== SUPPLIED DATA

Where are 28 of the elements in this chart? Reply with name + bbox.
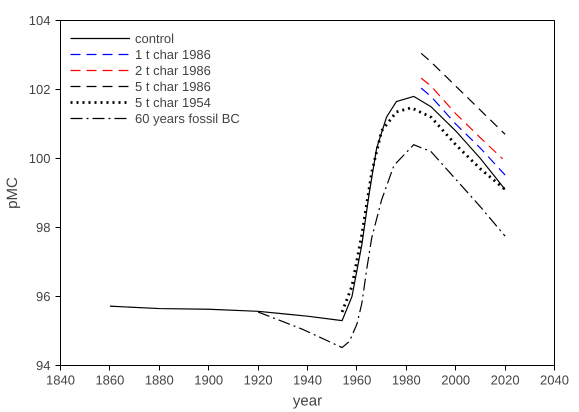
y-tick-label: 94 xyxy=(36,358,51,373)
line-series xyxy=(420,52,506,135)
legend-label: 60 years fossil BC xyxy=(135,110,240,126)
y-tick-label: 102 xyxy=(28,82,51,97)
legend-label: control xyxy=(135,30,174,46)
x-tick-label: 1940 xyxy=(293,372,322,388)
x-tick-label: 1900 xyxy=(194,372,224,388)
x-tick-label: 1980 xyxy=(392,372,421,388)
y-tick-label: 98 xyxy=(36,220,51,235)
legend-label: 1 t char 1986 xyxy=(135,46,211,62)
x-axis-title: year xyxy=(292,392,322,410)
line-series xyxy=(420,78,504,160)
x-tick-label: 1840 xyxy=(46,372,75,388)
y-axis-title: pMC xyxy=(4,177,21,209)
y-tick-label: 96 xyxy=(36,289,51,304)
x-tick-label: 1960 xyxy=(342,372,372,388)
legend-label: 2 t char 1986 xyxy=(135,62,211,78)
y-tick-label: 100 xyxy=(28,151,51,166)
x-tick-label: 2040 xyxy=(540,372,569,388)
x-tick-label: 2020 xyxy=(490,372,520,388)
legend-label: 5 t char 1986 xyxy=(135,78,211,94)
legend-label: 5 t char 1954 xyxy=(135,94,211,110)
x-tick-label: 1880 xyxy=(144,372,174,388)
line-series xyxy=(420,88,506,176)
x-tick-label: 1860 xyxy=(95,372,124,388)
y-tick-label: 104 xyxy=(28,13,51,28)
x-tick-label: 1920 xyxy=(244,372,273,388)
x-tick-label: 2000 xyxy=(441,372,470,388)
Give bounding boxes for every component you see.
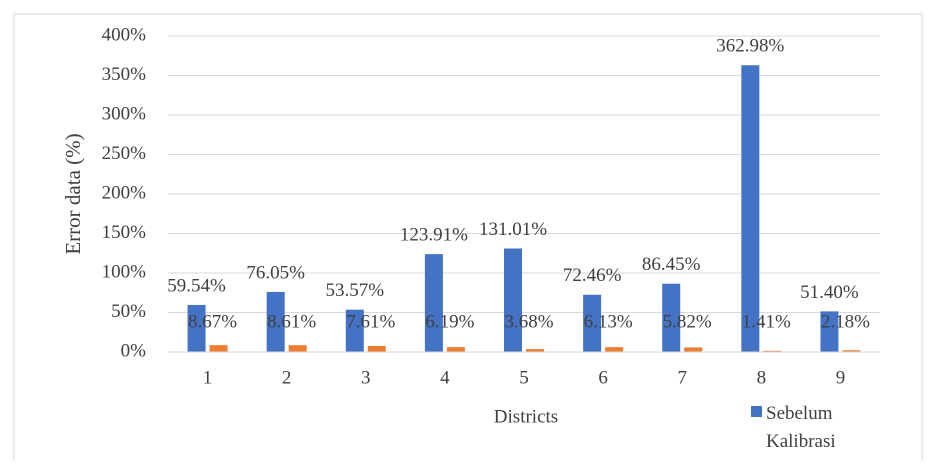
bar (187, 304, 206, 352)
x-tick-label: 3 (361, 367, 371, 388)
y-tick-label: 100% (102, 261, 147, 282)
bar (504, 248, 522, 352)
bar (583, 294, 602, 352)
bar (741, 65, 760, 353)
x-tick-label: 9 (836, 367, 846, 388)
x-tick-label: 5 (519, 367, 529, 388)
bar (367, 345, 386, 352)
data-label: 123.91% (400, 224, 468, 245)
data-label: 8.67% (188, 311, 237, 332)
y-tick-label: 0% (121, 340, 147, 361)
bar (424, 254, 443, 352)
data-label: 86.45% (642, 254, 701, 275)
x-tick-label: 2 (282, 367, 292, 388)
data-label: 76.05% (246, 262, 305, 283)
data-label: 51.40% (800, 282, 859, 303)
data-label: 59.54% (167, 275, 226, 296)
x-tick-label: 7 (677, 367, 687, 388)
data-label: 8.61% (267, 311, 316, 332)
x-tick-label: 1 (203, 367, 213, 388)
bar (526, 349, 544, 352)
bar (605, 347, 624, 352)
x-tick-label: 8 (757, 367, 767, 388)
data-label: 2.18% (821, 311, 870, 332)
bar (662, 283, 681, 352)
y-tick-label: 400% (102, 24, 147, 45)
bar (209, 345, 228, 352)
legend-swatch (751, 406, 762, 417)
bar (288, 345, 307, 352)
data-label: 7.61% (346, 311, 395, 332)
bar (446, 347, 465, 352)
bar (345, 309, 364, 352)
data-label: 72.46% (563, 265, 622, 286)
bar (842, 350, 861, 352)
data-label: 362.98% (716, 36, 784, 57)
bar (763, 350, 782, 352)
data-label: 6.19% (425, 311, 474, 332)
legend-label: Sebelum Kalibrasi (766, 403, 836, 452)
bar (820, 311, 839, 352)
bar (684, 347, 703, 352)
data-label: 53.57% (325, 280, 384, 301)
y-tick-label: 50% (111, 301, 146, 322)
y-tick-label: 300% (102, 103, 147, 124)
chart-frame (13, 13, 923, 465)
data-label: 1.41% (742, 311, 791, 332)
data-label: 5.82% (663, 311, 712, 332)
y-tick-label: 250% (102, 143, 147, 164)
data-label: 3.68% (504, 311, 553, 332)
data-label: 131.01% (479, 219, 547, 240)
y-tick-label: 350% (102, 64, 147, 85)
y-tick-label: 150% (102, 222, 147, 243)
x-tick-label: 6 (598, 367, 608, 388)
x-axis-label: Districts (494, 406, 558, 427)
x-tick-label: 4 (440, 367, 450, 388)
y-tick-label: 200% (102, 182, 147, 203)
bar (266, 291, 285, 352)
data-label: 6.13% (584, 311, 633, 332)
y-axis-label: Error data (%) (61, 133, 85, 254)
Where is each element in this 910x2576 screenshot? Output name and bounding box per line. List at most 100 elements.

====

Copy out all of the data above word for word, leaving out the pictures.

▶ WORKED ANSWER:
Where are 28 of the elements in this chart? Reply with name + bbox.
y-tick-label: 94 xyxy=(36,358,51,373)
line-series xyxy=(420,52,506,135)
legend-label: 60 years fossil BC xyxy=(135,110,240,126)
y-tick-label: 102 xyxy=(28,82,51,97)
legend-label: control xyxy=(135,30,174,46)
x-tick-label: 1940 xyxy=(293,372,322,388)
x-tick-label: 1900 xyxy=(194,372,224,388)
x-tick-label: 1980 xyxy=(392,372,421,388)
y-tick-label: 98 xyxy=(36,220,51,235)
legend-label: 1 t char 1986 xyxy=(135,46,211,62)
x-axis-title: year xyxy=(292,392,322,410)
line-series xyxy=(420,78,504,160)
x-tick-label: 1840 xyxy=(46,372,75,388)
y-axis-title: pMC xyxy=(4,177,21,209)
y-tick-label: 96 xyxy=(36,289,51,304)
x-tick-label: 1960 xyxy=(342,372,372,388)
legend-label: 2 t char 1986 xyxy=(135,62,211,78)
y-tick-label: 100 xyxy=(28,151,51,166)
x-tick-label: 2040 xyxy=(540,372,569,388)
x-tick-label: 2020 xyxy=(490,372,520,388)
legend-label: 5 t char 1986 xyxy=(135,78,211,94)
legend-label: 5 t char 1954 xyxy=(135,94,211,110)
x-tick-label: 1880 xyxy=(144,372,174,388)
line-series xyxy=(420,88,506,176)
x-tick-label: 1860 xyxy=(95,372,124,388)
y-tick-label: 104 xyxy=(28,13,51,28)
x-tick-label: 1920 xyxy=(244,372,273,388)
x-tick-label: 2000 xyxy=(441,372,470,388)
Give bounding boxes for every component you see.
bar (187, 304, 206, 352)
x-tick-label: 3 (361, 367, 371, 388)
y-tick-label: 100% (102, 261, 147, 282)
bar (504, 248, 522, 352)
bar (583, 294, 602, 352)
bar (741, 65, 760, 353)
x-tick-label: 9 (836, 367, 846, 388)
x-tick-label: 5 (519, 367, 529, 388)
bar (367, 345, 386, 352)
data-label: 123.91% (400, 224, 468, 245)
data-label: 8.67% (188, 311, 237, 332)
y-tick-label: 0% (121, 340, 147, 361)
bar (424, 254, 443, 352)
data-label: 86.45% (642, 254, 701, 275)
x-tick-label: 2 (282, 367, 292, 388)
data-label: 76.05% (246, 262, 305, 283)
data-label: 51.40% (800, 282, 859, 303)
data-label: 59.54% (167, 275, 226, 296)
x-tick-label: 7 (677, 367, 687, 388)
data-label: 8.61% (267, 311, 316, 332)
x-tick-label: 1 (203, 367, 213, 388)
bar (526, 349, 544, 352)
bar (605, 347, 624, 352)
x-tick-label: 8 (757, 367, 767, 388)
data-label: 2.18% (821, 311, 870, 332)
bar (662, 283, 681, 352)
y-tick-label: 400% (102, 24, 147, 45)
bar (209, 345, 228, 352)
legend-swatch (751, 406, 762, 417)
bar (288, 345, 307, 352)
data-label: 7.61% (346, 311, 395, 332)
bar (446, 347, 465, 352)
bar (345, 309, 364, 352)
data-label: 72.46% (563, 265, 622, 286)
bar (842, 350, 861, 352)
data-label: 362.98% (716, 36, 784, 57)
bar (763, 350, 782, 352)
data-label: 6.19% (425, 311, 474, 332)
legend-label: Sebelum Kalibrasi (766, 403, 836, 452)
bar (820, 311, 839, 352)
bar (684, 347, 703, 352)
data-label: 53.57% (325, 280, 384, 301)
y-tick-label: 50% (111, 301, 146, 322)
y-tick-label: 300% (102, 103, 147, 124)
chart-frame (13, 13, 923, 465)
data-label: 1.41% (742, 311, 791, 332)
data-label: 5.82% (663, 311, 712, 332)
y-tick-label: 250% (102, 143, 147, 164)
data-label: 3.68% (504, 311, 553, 332)
data-label: 131.01% (479, 219, 547, 240)
y-tick-label: 350% (102, 64, 147, 85)
y-tick-label: 150% (102, 222, 147, 243)
x-tick-label: 6 (598, 367, 608, 388)
x-axis-label: Districts (494, 406, 558, 427)
x-tick-label: 4 (440, 367, 450, 388)
y-tick-label: 200% (102, 182, 147, 203)
bar (266, 291, 285, 352)
data-label: 6.13% (584, 311, 633, 332)
y-axis-label: Error data (%) (61, 133, 85, 254)
Where is each element in this 910x2576 screenshot? Output name and bounding box per line. List at most 100 elements.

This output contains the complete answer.